[Start of Input for this task]

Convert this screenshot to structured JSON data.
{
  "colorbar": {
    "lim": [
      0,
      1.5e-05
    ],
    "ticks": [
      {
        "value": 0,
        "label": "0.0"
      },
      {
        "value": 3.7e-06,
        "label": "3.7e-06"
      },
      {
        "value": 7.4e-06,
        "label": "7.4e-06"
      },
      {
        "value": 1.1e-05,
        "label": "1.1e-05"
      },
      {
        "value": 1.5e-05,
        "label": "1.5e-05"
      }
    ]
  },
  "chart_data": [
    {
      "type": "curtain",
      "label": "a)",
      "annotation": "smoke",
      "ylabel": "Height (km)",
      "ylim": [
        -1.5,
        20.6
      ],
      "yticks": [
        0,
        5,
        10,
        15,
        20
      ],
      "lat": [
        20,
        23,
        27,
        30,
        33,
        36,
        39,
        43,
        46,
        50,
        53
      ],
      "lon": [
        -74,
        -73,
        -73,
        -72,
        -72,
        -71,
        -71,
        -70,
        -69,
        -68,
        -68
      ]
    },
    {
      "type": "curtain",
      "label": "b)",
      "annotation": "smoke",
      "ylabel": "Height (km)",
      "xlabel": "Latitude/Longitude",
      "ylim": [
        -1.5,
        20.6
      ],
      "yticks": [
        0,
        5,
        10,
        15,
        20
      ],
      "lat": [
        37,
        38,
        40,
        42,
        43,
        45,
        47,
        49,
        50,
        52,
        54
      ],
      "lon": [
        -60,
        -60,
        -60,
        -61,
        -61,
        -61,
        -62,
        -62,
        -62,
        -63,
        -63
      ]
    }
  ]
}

[End of Input for this task]

Find the word "value" in the entries, and copy every line it shows up in.

# [The reply]
        "value": 0,
        "value": 3.7e-06,
        "value": 7.4e-06,
        "value": 1.1e-05,
        "value": 1.5e-05,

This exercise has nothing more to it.